The exercise
Scan the entries below and extract each line with the word "heading" in it.

Data extract

[Start]

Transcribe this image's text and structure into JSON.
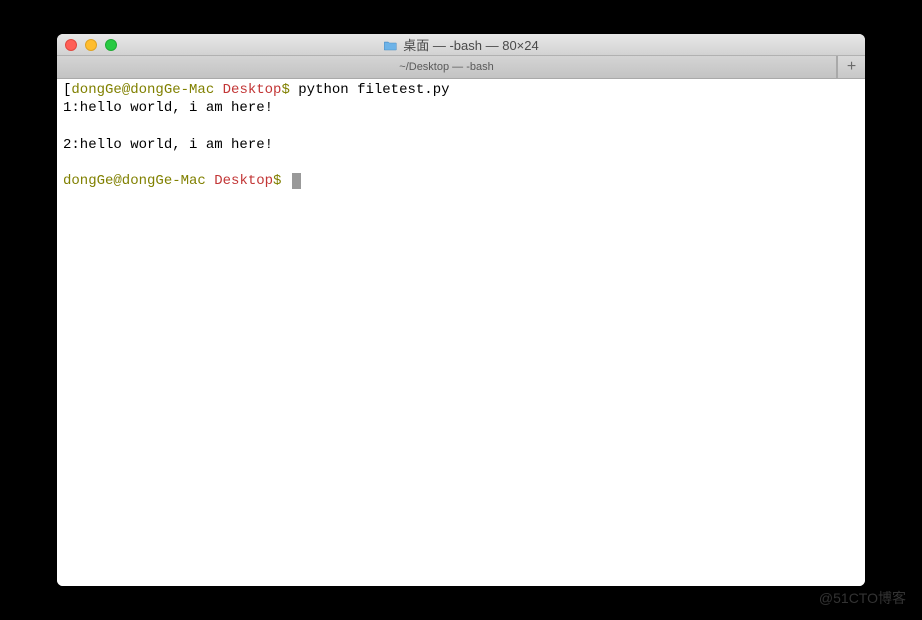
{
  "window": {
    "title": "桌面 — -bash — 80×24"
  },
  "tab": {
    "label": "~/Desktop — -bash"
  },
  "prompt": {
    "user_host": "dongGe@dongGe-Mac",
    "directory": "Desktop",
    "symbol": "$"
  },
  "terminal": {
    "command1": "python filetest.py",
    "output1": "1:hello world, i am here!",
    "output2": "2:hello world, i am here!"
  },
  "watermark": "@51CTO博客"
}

[End]
[Start]

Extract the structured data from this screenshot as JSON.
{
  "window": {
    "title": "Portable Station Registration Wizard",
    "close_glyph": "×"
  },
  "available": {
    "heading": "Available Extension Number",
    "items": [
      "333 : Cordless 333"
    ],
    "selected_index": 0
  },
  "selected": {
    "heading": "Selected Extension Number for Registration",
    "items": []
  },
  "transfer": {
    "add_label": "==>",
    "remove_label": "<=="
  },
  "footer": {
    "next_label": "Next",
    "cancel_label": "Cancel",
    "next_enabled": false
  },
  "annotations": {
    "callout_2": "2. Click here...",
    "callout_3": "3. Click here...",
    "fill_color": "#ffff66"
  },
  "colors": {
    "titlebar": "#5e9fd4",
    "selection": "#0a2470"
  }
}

[End]

Correct output
    "heading": "Available Extension Number",
    "heading": "Selected Extension Number for Registration",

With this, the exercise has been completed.